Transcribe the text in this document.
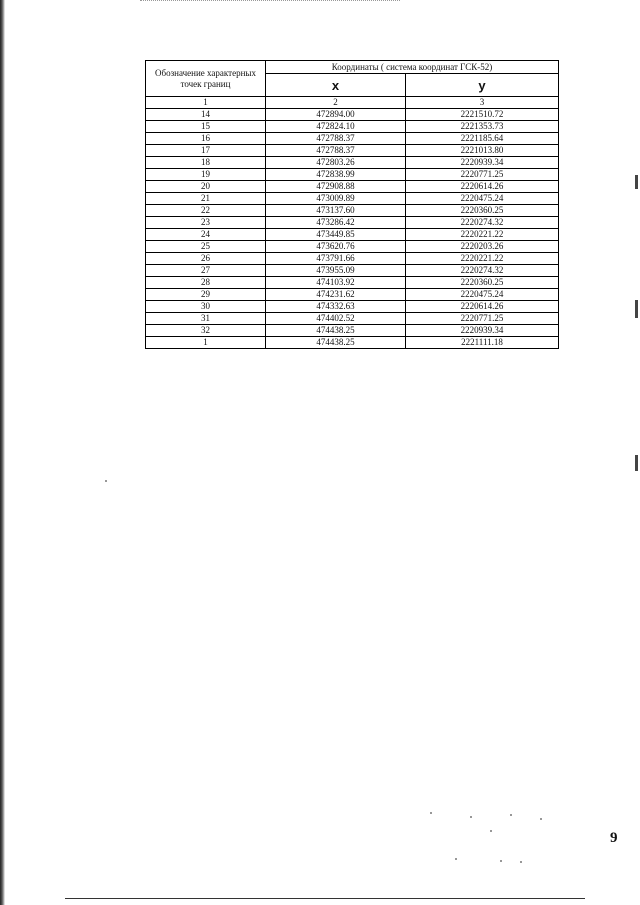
Обозначение характерных точек границ	Координаты ( система координат ГСК-52)	
	x	y
1	2	3
14	472894.00	2221510.72
15	472824.10	2221353.73
16	472788.37	2221185.64
17	472788.37	2221013.80
18	472803.26	2220939.34
19	472838.99	2220771.25
20	472908.88	2220614.26
21	473009.89	2220475.24
22	473137.60	2220360.25
23	473286.42	2220274.32
24	473449.85	2220221.22
25	473620.76	2220203.26
26	473791.66	2220221.22
27	473955.09	2220274.32
28	474103.92	2220360.25
29	474231.62	2220475.24
30	474332.63	2220614.26
31	474402.52	2220771.25
32	474438.25	2220939.34
1	474438.25	2221111.18
9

**Problem requirements**
Copy every record above exactly, leaving out any pictures.

**Final answer**
Transcribe the text in this document.
Обозначение характерных точек границ	Координаты ( система координат ГСК-52)	
	x	y
1	2	3
14	472894.00	2221510.72
15	472824.10	2221353.73
16	472788.37	2221185.64
17	472788.37	2221013.80
18	472803.26	2220939.34
19	472838.99	2220771.25
20	472908.88	2220614.26
21	473009.89	2220475.24
22	473137.60	2220360.25
23	473286.42	2220274.32
24	473449.85	2220221.22
25	473620.76	2220203.26
26	473791.66	2220221.22
27	473955.09	2220274.32
28	474103.92	2220360.25
29	474231.62	2220475.24
30	474332.63	2220614.26
31	474402.52	2220771.25
32	474438.25	2220939.34
1	474438.25	2221111.18
9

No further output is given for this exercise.